__SHORT TASK__
Quote the whole listing word for word. Do not include the pictures.

-=-=-=-=-

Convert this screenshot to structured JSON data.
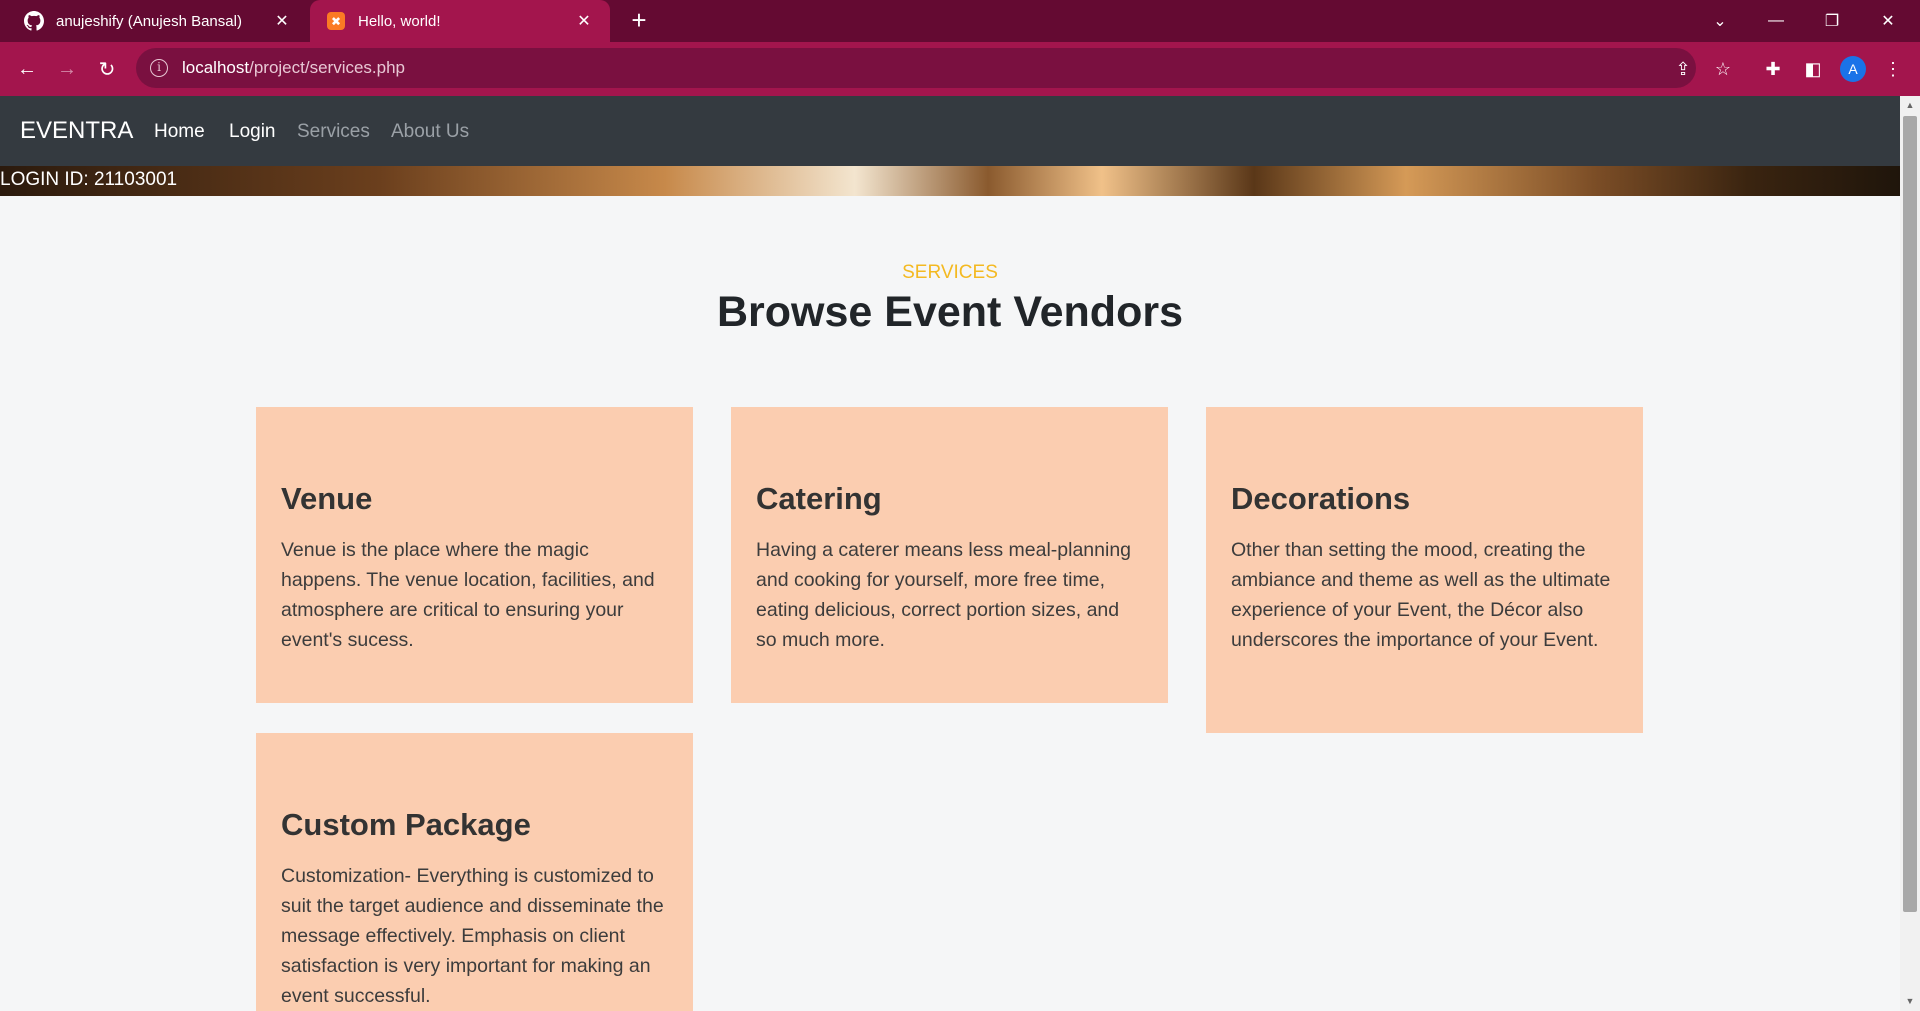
{
  "browser": {
    "tabs": [
      {
        "title": "anujeshify (Anujesh Bansal)",
        "icon": "github-icon",
        "active": false
      },
      {
        "title": "Hello, world!",
        "icon": "xampp-icon",
        "active": true
      }
    ],
    "url_host": "localhost",
    "url_path": "/project/services.php",
    "profile_initial": "A",
    "colors": {
      "frame": "#640a32",
      "active": "#a3154d"
    }
  },
  "navbar": {
    "brand": "EVENTRA",
    "links": [
      {
        "label": "Home"
      },
      {
        "label": "Login"
      },
      {
        "label": "Services"
      },
      {
        "label": "About Us"
      }
    ]
  },
  "banner": {
    "login_id": "LOGIN ID: 21103001"
  },
  "section": {
    "eyebrow": "SERVICES",
    "title": "Browse Event Vendors"
  },
  "cards": [
    {
      "title": "Venue",
      "text": "Venue is the place where the magic happens. The venue location, facilities, and atmosphere are critical to ensuring your event's sucess."
    },
    {
      "title": "Catering",
      "text": "Having a caterer means less meal-planning and cooking for yourself, more free time, eating delicious, correct portion sizes, and so much more."
    },
    {
      "title": "Decorations",
      "text": "Other than setting the mood, creating the ambiance and theme as well as the ultimate experience of your Event, the Décor also underscores the importance of your Event."
    },
    {
      "title": "Custom Package",
      "text": "Customization- Everything is customized to suit the target audience and disseminate the message effectively. Emphasis on client satisfaction is very important for making an event successful."
    }
  ],
  "theme": {
    "card_bg": "#fbcdb0",
    "accent": "#f4b921",
    "navbar_bg": "#343a40"
  }
}
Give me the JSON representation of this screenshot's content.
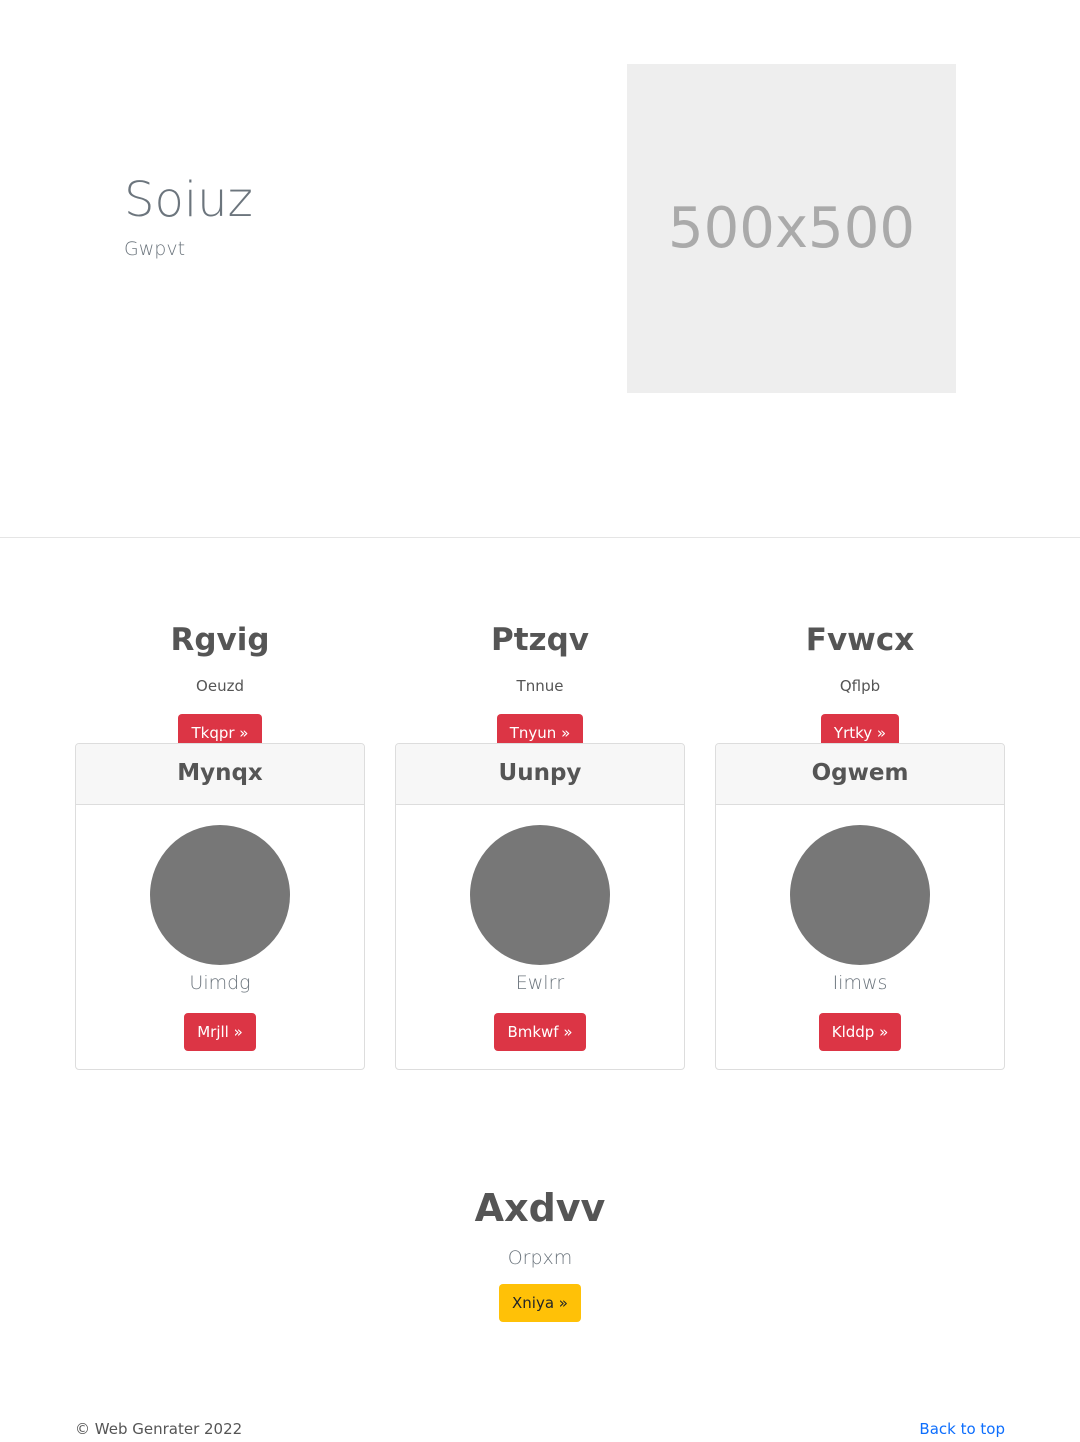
{
  "hero": {
    "title": "Soiuz",
    "subtitle": "Gwpvt",
    "image_text": "500x500"
  },
  "features": [
    {
      "title": "Rgvig",
      "subtitle": "Oeuzd",
      "button": "Tkqpr »"
    },
    {
      "title": "Ptzqv",
      "subtitle": "Tnnue",
      "button": "Tnyun »"
    },
    {
      "title": "Fvwcx",
      "subtitle": "Qflpb",
      "button": "Yrtky »"
    }
  ],
  "cards": [
    {
      "header": "Mynqx",
      "name": "Uimdg",
      "button": "Mrjll »"
    },
    {
      "header": "Uunpy",
      "name": "Ewlrr",
      "button": "Bmkwf »"
    },
    {
      "header": "Ogwem",
      "name": "Iimws",
      "button": "Klddp »"
    }
  ],
  "cta": {
    "title": "Axdvv",
    "subtitle": "Orpxm",
    "button": "Xniya »"
  },
  "footer": {
    "copyright": "© Web Genrater 2022",
    "back_to_top": "Back to top"
  },
  "colors": {
    "danger": "#dc3545",
    "warning": "#ffc107",
    "link": "#0d6efd",
    "avatar": "#777777"
  }
}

-=-=-=-=-

__SOLUTION FOR THIS PROBLEM__
Convert this screenshot to structured JSON data.
{
  "browser": {
    "tabs": [
      {
        "title": "anujeshify (Anujesh Bansal)",
        "icon": "github-icon",
        "active": false
      },
      {
        "title": "Hello, world!",
        "icon": "xampp-icon",
        "active": true
      }
    ],
    "url_host": "localhost",
    "url_path": "/project/services.php",
    "profile_initial": "A",
    "colors": {
      "frame": "#640a32",
      "active": "#a3154d"
    }
  },
  "navbar": {
    "brand": "EVENTRA",
    "links": [
      {
        "label": "Home"
      },
      {
        "label": "Login"
      },
      {
        "label": "Services"
      },
      {
        "label": "About Us"
      }
    ]
  },
  "banner": {
    "login_id": "LOGIN ID: 21103001"
  },
  "section": {
    "eyebrow": "SERVICES",
    "title": "Browse Event Vendors"
  },
  "cards": [
    {
      "title": "Venue",
      "text": "Venue is the place where the magic happens. The venue location, facilities, and atmosphere are critical to ensuring your event's sucess."
    },
    {
      "title": "Catering",
      "text": "Having a caterer means less meal-planning and cooking for yourself, more free time, eating delicious, correct portion sizes, and so much more."
    },
    {
      "title": "Decorations",
      "text": "Other than setting the mood, creating the ambiance and theme as well as the ultimate experience of your Event, the Décor also underscores the importance of your Event."
    },
    {
      "title": "Custom Package",
      "text": "Customization- Everything is customized to suit the target audience and disseminate the message effectively. Emphasis on client satisfaction is very important for making an event successful."
    }
  ],
  "theme": {
    "card_bg": "#fbcdb0",
    "accent": "#f4b921",
    "navbar_bg": "#343a40"
  }
}
Give me the JSON representation of this screenshot's content.
{
  "hero": {
    "title": "Soiuz",
    "subtitle": "Gwpvt",
    "image_text": "500x500"
  },
  "features": [
    {
      "title": "Rgvig",
      "subtitle": "Oeuzd",
      "button": "Tkqpr »"
    },
    {
      "title": "Ptzqv",
      "subtitle": "Tnnue",
      "button": "Tnyun »"
    },
    {
      "title": "Fvwcx",
      "subtitle": "Qflpb",
      "button": "Yrtky »"
    }
  ],
  "cards": [
    {
      "header": "Mynqx",
      "name": "Uimdg",
      "button": "Mrjll »"
    },
    {
      "header": "Uunpy",
      "name": "Ewlrr",
      "button": "Bmkwf »"
    },
    {
      "header": "Ogwem",
      "name": "Iimws",
      "button": "Klddp »"
    }
  ],
  "cta": {
    "title": "Axdvv",
    "subtitle": "Orpxm",
    "button": "Xniya »"
  },
  "footer": {
    "copyright": "© Web Genrater 2022",
    "back_to_top": "Back to top"
  },
  "colors": {
    "danger": "#dc3545",
    "warning": "#ffc107",
    "link": "#0d6efd",
    "avatar": "#777777"
  }
}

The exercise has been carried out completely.